Set exercise: Return each line containing the string "NODRAW".

Material to process:
◇ ◇ ◇ ◇ ◇

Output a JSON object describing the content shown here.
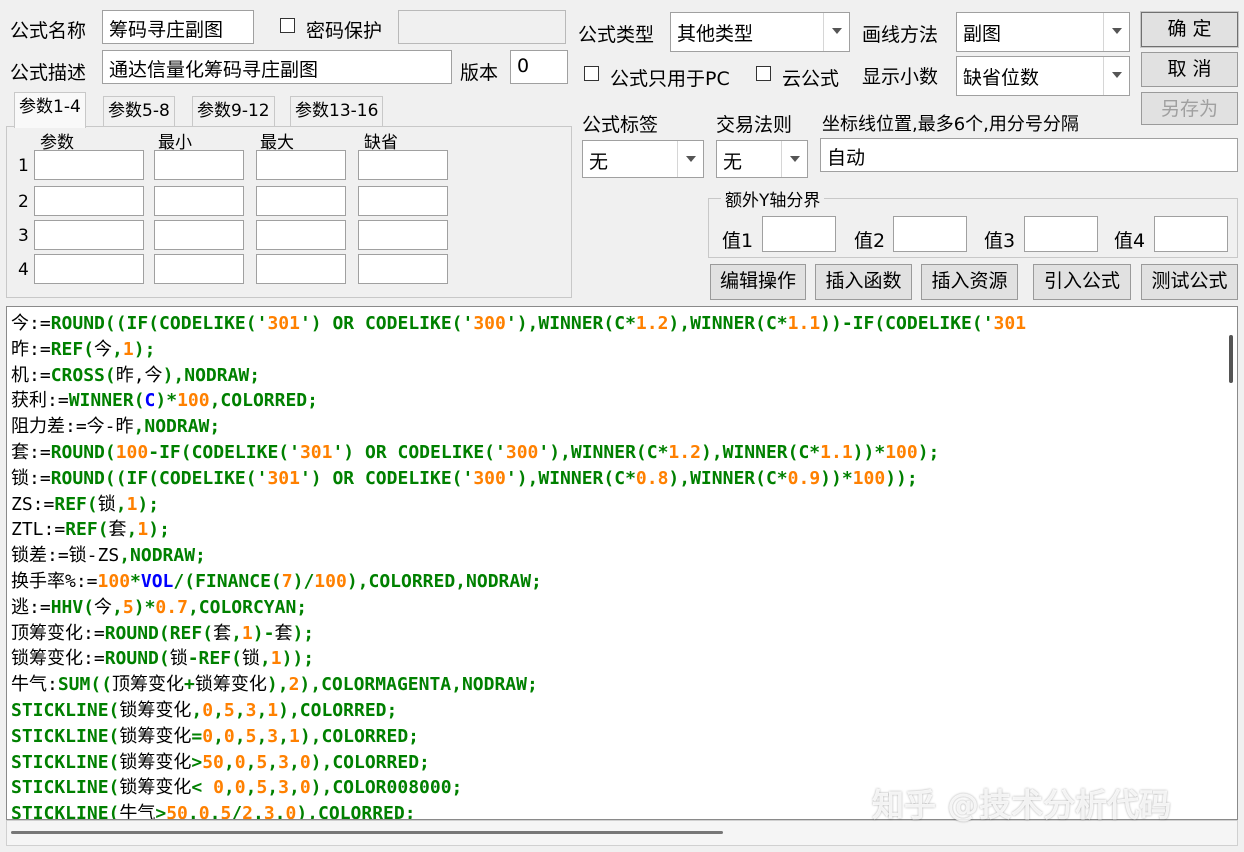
{
  "form": {
    "name_label": "公式名称",
    "name_value": "筹码寻庄副图",
    "password_label": "密码保护",
    "password_value": "",
    "desc_label": "公式描述",
    "desc_value": "通达信量化筹码寻庄副图",
    "version_label": "版本",
    "version_value": "0",
    "type_label": "公式类型",
    "type_value": "其他类型",
    "draw_label": "画线方法",
    "draw_value": "副图",
    "pc_only_label": "公式只用于PC",
    "cloud_label": "云公式",
    "decimals_label": "显示小数",
    "decimals_value": "缺省位数",
    "tag_label": "公式标签",
    "tag_value": "无",
    "trade_label": "交易法则",
    "trade_value": "无",
    "axis_label": "坐标线位置,最多6个,用分号分隔",
    "axis_value": "自动",
    "extra_y_label": "额外Y轴分界",
    "val1": "值1",
    "val2": "值2",
    "val3": "值3",
    "val4": "值4"
  },
  "buttons": {
    "ok": "确  定",
    "cancel": "取  消",
    "save_as": "另存为",
    "edit_ops": "编辑操作",
    "insert_func": "插入函数",
    "insert_res": "插入资源",
    "import_formula": "引入公式",
    "test_formula": "测试公式"
  },
  "tabs": [
    "参数1-4",
    "参数5-8",
    "参数9-12",
    "参数13-16"
  ],
  "param_headers": {
    "param": "参数",
    "min": "最小",
    "max": "最大",
    "default": "缺省"
  },
  "param_rows": [
    "1",
    "2",
    "3",
    "4"
  ],
  "colors": {
    "black": "#000000",
    "green": "#008000",
    "orange": "#ff8000",
    "blue": "#0000ff"
  },
  "code_lines": [
    [
      [
        "今:=",
        "black"
      ],
      [
        "ROUND((IF(CODELIKE('",
        "green"
      ],
      [
        "301",
        "orange"
      ],
      [
        "') OR CODELIKE('",
        "green"
      ],
      [
        "300",
        "orange"
      ],
      [
        "'),WINNER(C*",
        "green"
      ],
      [
        "1.2",
        "orange"
      ],
      [
        "),WINNER(C*",
        "green"
      ],
      [
        "1.1",
        "orange"
      ],
      [
        "))-IF(CODELIKE('",
        "green"
      ],
      [
        "301",
        "orange"
      ]
    ],
    [
      [
        "昨:=",
        "black"
      ],
      [
        "REF(",
        "green"
      ],
      [
        "今",
        "black"
      ],
      [
        ",",
        "green"
      ],
      [
        "1",
        "orange"
      ],
      [
        ");",
        "green"
      ]
    ],
    [
      [
        "机:=",
        "black"
      ],
      [
        "CROSS(",
        "green"
      ],
      [
        "昨,今",
        "black"
      ],
      [
        "),NODRAW;",
        "green"
      ]
    ],
    [
      [
        "获利:=",
        "black"
      ],
      [
        "WINNER(",
        "green"
      ],
      [
        "C",
        "blue"
      ],
      [
        ")*",
        "green"
      ],
      [
        "100",
        "orange"
      ],
      [
        ",COLORRED;",
        "green"
      ]
    ],
    [
      [
        "阻力差:=今-昨",
        "black"
      ],
      [
        ",NODRAW;",
        "green"
      ]
    ],
    [
      [
        "套:=",
        "black"
      ],
      [
        "ROUND(",
        "green"
      ],
      [
        "100",
        "orange"
      ],
      [
        "-IF(CODELIKE('",
        "green"
      ],
      [
        "301",
        "orange"
      ],
      [
        "') OR CODELIKE('",
        "green"
      ],
      [
        "300",
        "orange"
      ],
      [
        "'),WINNER(C*",
        "green"
      ],
      [
        "1.2",
        "orange"
      ],
      [
        "),WINNER(C*",
        "green"
      ],
      [
        "1.1",
        "orange"
      ],
      [
        "))*",
        "green"
      ],
      [
        "100",
        "orange"
      ],
      [
        ");",
        "green"
      ]
    ],
    [
      [
        "锁:=",
        "black"
      ],
      [
        "ROUND((IF(CODELIKE('",
        "green"
      ],
      [
        "301",
        "orange"
      ],
      [
        "') OR CODELIKE('",
        "green"
      ],
      [
        "300",
        "orange"
      ],
      [
        "'),WINNER(C*",
        "green"
      ],
      [
        "0.8",
        "orange"
      ],
      [
        "),WINNER(C*",
        "green"
      ],
      [
        "0.9",
        "orange"
      ],
      [
        "))*",
        "green"
      ],
      [
        "100",
        "orange"
      ],
      [
        "));",
        "green"
      ]
    ],
    [
      [
        "ZS:=",
        "black"
      ],
      [
        "REF(",
        "green"
      ],
      [
        "锁",
        "black"
      ],
      [
        ",",
        "green"
      ],
      [
        "1",
        "orange"
      ],
      [
        ");",
        "green"
      ]
    ],
    [
      [
        "ZTL:=",
        "black"
      ],
      [
        "REF(",
        "green"
      ],
      [
        "套",
        "black"
      ],
      [
        ",",
        "green"
      ],
      [
        "1",
        "orange"
      ],
      [
        ");",
        "green"
      ]
    ],
    [
      [
        "锁差:=锁-ZS",
        "black"
      ],
      [
        ",NODRAW;",
        "green"
      ]
    ],
    [
      [
        "换手率%:=",
        "black"
      ],
      [
        "100",
        "orange"
      ],
      [
        "*",
        "green"
      ],
      [
        "VOL",
        "blue"
      ],
      [
        "/(FINANCE(",
        "green"
      ],
      [
        "7",
        "orange"
      ],
      [
        ")/",
        "green"
      ],
      [
        "100",
        "orange"
      ],
      [
        "),COLORRED,NODRAW;",
        "green"
      ]
    ],
    [
      [
        "逃:=",
        "black"
      ],
      [
        "HHV(",
        "green"
      ],
      [
        "今",
        "black"
      ],
      [
        ",",
        "green"
      ],
      [
        "5",
        "orange"
      ],
      [
        ")*",
        "green"
      ],
      [
        "0.7",
        "orange"
      ],
      [
        ",COLORCYAN;",
        "green"
      ]
    ],
    [
      [
        "顶筹变化:=",
        "black"
      ],
      [
        "ROUND(REF(",
        "green"
      ],
      [
        "套",
        "black"
      ],
      [
        ",",
        "green"
      ],
      [
        "1",
        "orange"
      ],
      [
        ")-",
        "green"
      ],
      [
        "套",
        "black"
      ],
      [
        ");",
        "green"
      ]
    ],
    [
      [
        "锁筹变化:=",
        "black"
      ],
      [
        "ROUND(",
        "green"
      ],
      [
        "锁",
        "black"
      ],
      [
        "-REF(",
        "green"
      ],
      [
        "锁",
        "black"
      ],
      [
        ",",
        "green"
      ],
      [
        "1",
        "orange"
      ],
      [
        "));",
        "green"
      ]
    ],
    [
      [
        "牛气:",
        "black"
      ],
      [
        "SUM((",
        "green"
      ],
      [
        "顶筹变化",
        "black"
      ],
      [
        "+",
        "green"
      ],
      [
        "锁筹变化",
        "black"
      ],
      [
        "),",
        "green"
      ],
      [
        "2",
        "orange"
      ],
      [
        "),COLORMAGENTA,NODRAW;",
        "green"
      ]
    ],
    [
      [
        "STICKLINE(",
        "green"
      ],
      [
        "锁筹变化",
        "black"
      ],
      [
        ",",
        "green"
      ],
      [
        "0",
        "orange"
      ],
      [
        ",",
        "green"
      ],
      [
        "5",
        "orange"
      ],
      [
        ",",
        "green"
      ],
      [
        "3",
        "orange"
      ],
      [
        ",",
        "green"
      ],
      [
        "1",
        "orange"
      ],
      [
        "),COLORRED;",
        "green"
      ]
    ],
    [
      [
        "STICKLINE(",
        "green"
      ],
      [
        "锁筹变化",
        "black"
      ],
      [
        "=",
        "green"
      ],
      [
        "0",
        "orange"
      ],
      [
        ",",
        "green"
      ],
      [
        "0",
        "orange"
      ],
      [
        ",",
        "green"
      ],
      [
        "5",
        "orange"
      ],
      [
        ",",
        "green"
      ],
      [
        "3",
        "orange"
      ],
      [
        ",",
        "green"
      ],
      [
        "1",
        "orange"
      ],
      [
        "),COLORRED;",
        "green"
      ]
    ],
    [
      [
        "STICKLINE(",
        "green"
      ],
      [
        "锁筹变化",
        "black"
      ],
      [
        ">",
        "green"
      ],
      [
        "50",
        "orange"
      ],
      [
        ",",
        "green"
      ],
      [
        "0",
        "orange"
      ],
      [
        ",",
        "green"
      ],
      [
        "5",
        "orange"
      ],
      [
        ",",
        "green"
      ],
      [
        "3",
        "orange"
      ],
      [
        ",",
        "green"
      ],
      [
        "0",
        "orange"
      ],
      [
        "),COLORRED;",
        "green"
      ]
    ],
    [
      [
        "STICKLINE(",
        "green"
      ],
      [
        "锁筹变化",
        "black"
      ],
      [
        "< ",
        "green"
      ],
      [
        "0",
        "orange"
      ],
      [
        ",",
        "green"
      ],
      [
        "0",
        "orange"
      ],
      [
        ",",
        "green"
      ],
      [
        "5",
        "orange"
      ],
      [
        ",",
        "green"
      ],
      [
        "3",
        "orange"
      ],
      [
        ",",
        "green"
      ],
      [
        "0",
        "orange"
      ],
      [
        "),COLOR008000;",
        "green"
      ]
    ],
    [
      [
        "STICKLINE(",
        "green"
      ],
      [
        "牛气",
        "black"
      ],
      [
        ">",
        "green"
      ],
      [
        "50",
        "orange"
      ],
      [
        ".",
        "green"
      ],
      [
        "0",
        "orange"
      ],
      [
        ".",
        "green"
      ],
      [
        "5",
        "orange"
      ],
      [
        "/",
        "green"
      ],
      [
        "2",
        "orange"
      ],
      [
        ".",
        "green"
      ],
      [
        "3",
        "orange"
      ],
      [
        ".",
        "green"
      ],
      [
        "0",
        "orange"
      ],
      [
        "),COLORRED;",
        "green"
      ]
    ]
  ],
  "watermark": "知乎 @技术分析代码"
}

◇ ◇ ◇ ◇ ◇

Solution to this exercise:
        "),NODRAW;",
        ",NODRAW;",
        ",NODRAW;",
        "),COLORRED,NODRAW;",
        "),COLORMAGENTA,NODRAW;",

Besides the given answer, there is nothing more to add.